### Written exercise A
Name every religious group mentioned in the passage on firearms and threats, listing each one once.
### Written exercise B
In the passage on firearms and threats, what does nearly every home owner hold at a window or door in the New Mexico story?
:: Reading text
The threat of owned firearms here is going to affect and deter, I believe, opportunistic young people who are bent on hell-raising and who have put little or no thought into the possible consequences of what they are doing or why they are doing it.
Example #2: a large group of motorcyclists out on a lark enter a small town, where some of them get into an altercation with some townspeople. The altercation ends when one of the townsmen produces a gun and shoots the motorcycle of one of the group. The motorcyclists vow return and revenge, and later, heavily armed they return to wreck the town. A state policeman stops the returning gang and offers to take a couple members for a tour through the town. These members ride in a police car into the small town, where each adobe house is like a fort and just about every home owner is standing with a .30-30 at a window or door, waiting for the festivities to begin. (This is actually a real New Mexico story.)
In this case, the threat of owned firearms also has a decided effect. The motorcyclists are not mindless hoodlums and are motivated by a show of power and bravado, and back down when they see their vulnerability to some armed homeowners.
Example #3: In a Mexican town, a homeowner or group of homeowners is outraged by the depredations of a violent drug cartel. With whatever weapons they muster, they pose a threat to members of the drug cartel, warning them to stay out of the town.
In this case, the fact that the homeowners are backing their demands with firearms will almost guarantee their deaths. They may shoot or kill one or a few cartel members, but in such a case, the cartel will make sure that by one means or another, the homeowners are eliminated.
My point here is that different motivations constitute different threats, and not all threats can be lumped into the same bucket, where they are effectively dealt with by an armed citizen. In some areas, the threat may have to do with different ethnic groups. In some, it may be religious differences that motivate rioting. Politics could be the issue, based either on ideology or tribal affiliation. We could go through all of these and note significant factors to the ability of guns and the armed citizen's ability to protect himself and his family from harm. Northern Ireland (Roman Catholic and Protestant) and the former Yugoslavia (Roman Catholic, Orthodox, and Muslim) are both heavily armed areas, and people have been zestfully rioting and murdering each other for centuries in both areas.
My point here is that the motivation of the rioters needs to be considered -- not just the proximate cause, but the underlying factors, as well.
::::
:: Supplied material
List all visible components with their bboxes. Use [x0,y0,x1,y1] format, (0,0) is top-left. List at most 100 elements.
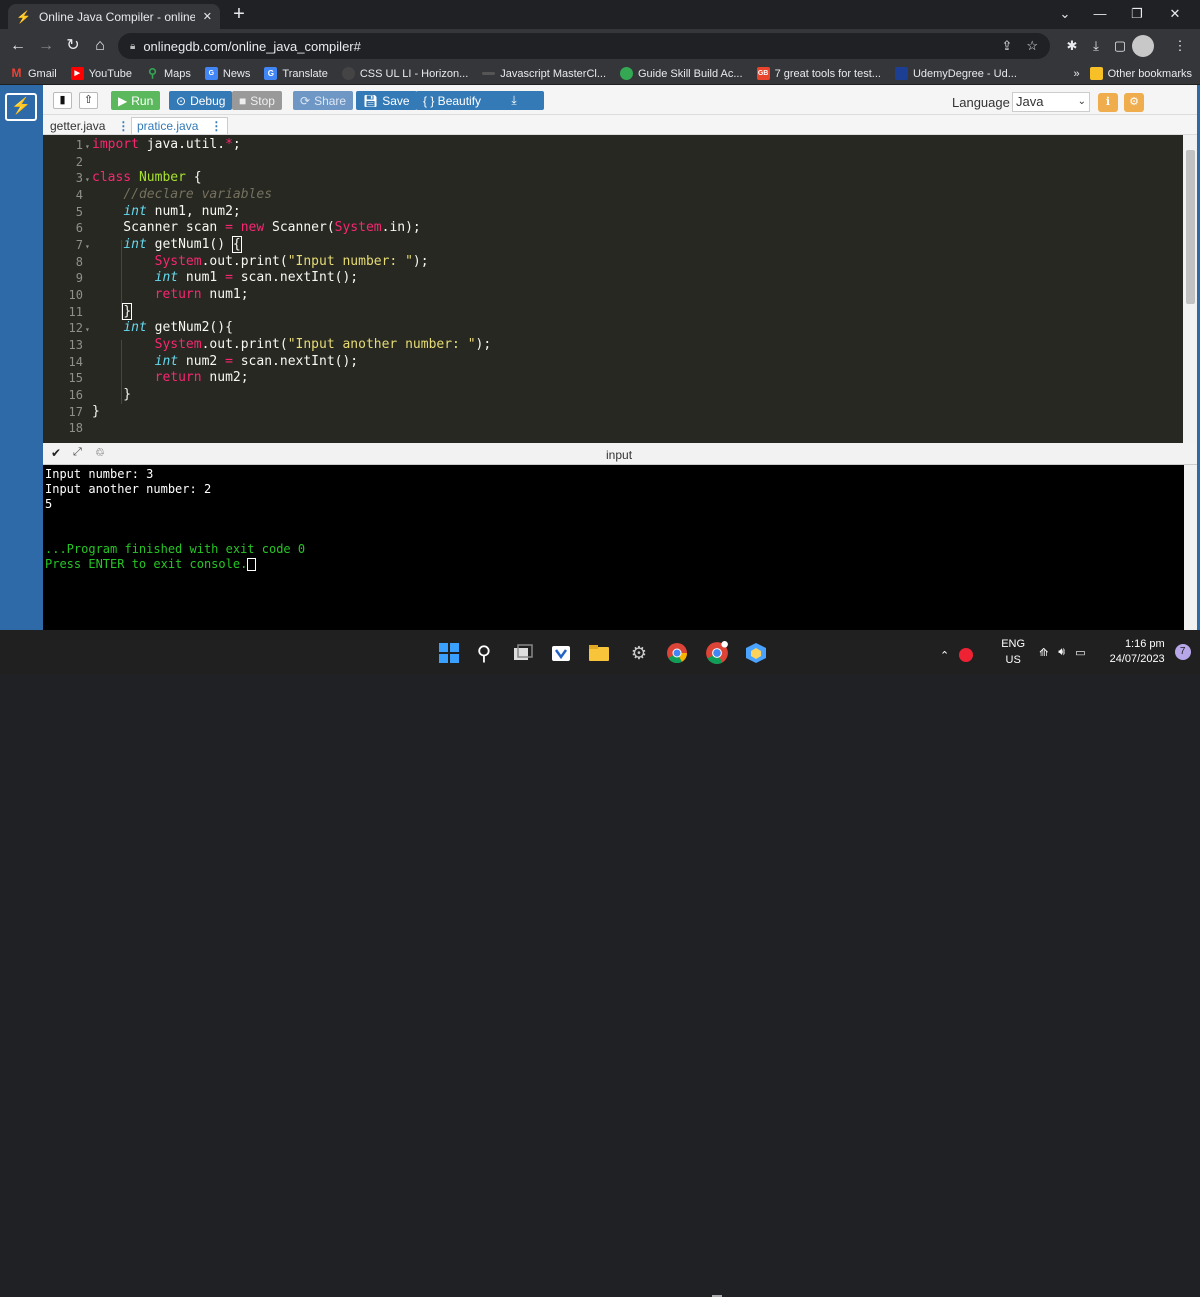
wifi-icon[interactable]: ⟰ [1039,646,1048,659]
browser-tab[interactable]: ⚡ Online Java Compiler - online edi ✕ [8,4,220,29]
file-tab-getter[interactable]: getter.java ⋮ [45,117,134,134]
file-menu-icon[interactable]: ⋮ [210,119,222,133]
notification-badge[interactable]: 7 [1174,644,1191,660]
file-menu-icon[interactable]: ⋮ [117,119,129,133]
bookmark-css[interactable]: CSS UL LI - Horizon... [341,67,469,80]
fold-arrow-icon[interactable]: ▾ [85,242,90,251]
bookmark-gmail[interactable]: M Gmail [10,67,57,80]
line-number: 3 [75,171,83,185]
file-tab-label: getter.java [50,118,106,133]
profile-avatar[interactable] [1132,35,1154,57]
save-button[interactable]: 💾︎ Save [356,91,417,110]
gear-icon[interactable]: ⚙ [1124,93,1144,112]
console-tab-input[interactable]: input [606,448,632,462]
fold-arrow-icon[interactable]: ▾ [85,142,90,151]
download-icon[interactable]: ⤓ [1088,38,1104,54]
settings-gear-icon[interactable]: ⚙ [626,640,652,666]
share-button[interactable]: ⟳ Share [293,91,354,110]
new-tab-button[interactable]: + [228,4,250,26]
console-scrollbar[interactable] [1184,465,1197,630]
file-tab-pratice[interactable]: pratice.java ⋮ [131,117,229,134]
gmail-icon: M [11,66,22,80]
windows-start-icon[interactable] [436,640,462,666]
battery-icon[interactable]: ▭ [1075,646,1085,659]
language-indicator[interactable]: ENG US [1001,636,1025,668]
minimize-button[interactable]: — [1083,4,1117,24]
clock-time: 1:16 pm [1124,638,1165,650]
console-output[interactable]: Input number: 3 Input another number: 25 … [43,465,1184,630]
share-page-icon[interactable]: ⇪ [1001,38,1012,54]
language-select[interactable]: Java ⌄ [1012,92,1090,112]
console-cursor [247,558,257,571]
chrome-dev-icon[interactable] [704,640,730,666]
line-number: 6 [75,221,83,235]
info-icon[interactable]: ℹ [1098,93,1118,112]
beautify-button[interactable]: { } Beautify [416,91,489,110]
bookmark-translate[interactable]: G Translate [264,67,328,80]
stop-button[interactable]: ■ Stop [232,91,282,110]
other-bookmarks[interactable]: Other bookmarks [1089,67,1192,80]
forward-arrow-icon[interactable]: → [36,36,56,56]
bookmark-7tools[interactable]: GB 7 great tools for test... [756,67,881,80]
bookmark-udemy[interactable]: UdemyDegree - Ud... [894,67,1017,80]
restore-button[interactable]: ❐ [1120,4,1154,24]
vscode-like-icon[interactable] [743,640,769,666]
store-app-icon[interactable] [548,640,574,666]
fold-arrow-icon[interactable]: ▾ [85,325,90,334]
share-icon: ⟳ [300,93,311,108]
volume-icon[interactable]: 🔊︎ [1058,646,1065,659]
close-window-button[interactable]: ✕ [1158,4,1192,24]
line-number: 4 [75,188,83,202]
lock-icon: 🔒︎ [130,40,136,52]
editor-scroll-thumb[interactable] [1186,150,1195,304]
system-tray: ⌃ ENG US ⟰ 🔊︎ ▭ 1:16 pm 24/07/2023 7 [940,636,1191,668]
debug-button[interactable]: ⊙ Debug [169,91,233,110]
bookmarks-overflow[interactable]: » [1074,68,1080,80]
tab-search-icon[interactable]: ⌄ [1048,4,1082,24]
clear-console-icon[interactable]: ♲ [95,446,105,459]
extension-icon[interactable]: ✱ [1064,38,1080,54]
bookmark-label: CSS UL LI - Horizon... [359,67,469,80]
address-bar[interactable]: 🔒︎ onlinegdb.com/online_java_compiler# ⇪… [118,33,1050,59]
file-explorer-icon[interactable] [586,640,612,666]
code-line: System.out.print("Input number: "); [154,254,429,269]
line-number: 15 [68,371,83,385]
home-icon[interactable]: ⌂ [90,36,110,56]
reload-icon[interactable]: ↻ [63,36,83,56]
run-button[interactable]: ▶ Run [111,91,161,110]
menu-kebab-icon[interactable]: ⋮ [1172,38,1188,54]
bookmark-youtube[interactable]: ▶ YouTube [70,67,132,80]
menu-bolt-icon[interactable]: ⚡ [5,93,37,121]
upload-icon[interactable]: ⇧ [79,92,98,109]
tab-favicon-icon: ⚡ [16,9,31,24]
language-value: Java [1016,94,1044,109]
search-icon[interactable]: ⚲ [471,640,497,666]
code-editor[interactable]: 1 2 3 4 5 6 7 8 9 10 11 12 13 14 15 16 1… [43,135,1183,443]
tray-chevron-icon[interactable]: ⌃ [940,649,949,662]
clock[interactable]: 1:16 pm 24/07/2023 [1110,637,1165,667]
back-arrow-icon[interactable]: ← [8,36,28,56]
code-line: } [92,404,100,419]
task-view-icon[interactable] [510,640,536,666]
stop-icon: ■ [239,93,247,108]
chrome-icon[interactable] [664,640,690,666]
bookmark-news[interactable]: G News [204,67,250,80]
line-number: 14 [68,355,83,369]
new-file-icon[interactable]: ▮ [53,92,72,109]
tray-app-icon[interactable] [959,648,974,662]
bookmark-star-icon[interactable]: ☆ [1026,38,1038,54]
expand-arrows-icon[interactable]: ⤢ [73,446,82,459]
folder-icon [1089,67,1103,80]
code-line: class Number { [92,170,202,185]
close-tab-icon[interactable]: ✕ [203,10,212,23]
sidepanel-icon[interactable]: ▢ [1112,38,1128,54]
code-line: int num1 = scan.nextInt(); [154,270,359,285]
fold-arrow-icon[interactable]: ▾ [85,175,90,184]
bookmark-maps[interactable]: ⚲ Maps [146,67,191,80]
download-code-button[interactable]: ⤓ [484,91,544,110]
bookmark-guide[interactable]: Guide Skill Build Ac... [620,67,743,80]
collapse-chevron-icon[interactable]: ✔ [51,446,61,460]
chevron-down-icon: ⌄ [1077,96,1086,107]
bookmark-javascript[interactable]: Javascript MasterCl... [482,68,606,80]
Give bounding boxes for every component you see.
::::
### Exercise result A
Roman Catholic, Protestant, Orthodox, Muslim

### Exercise result B
A .30-30.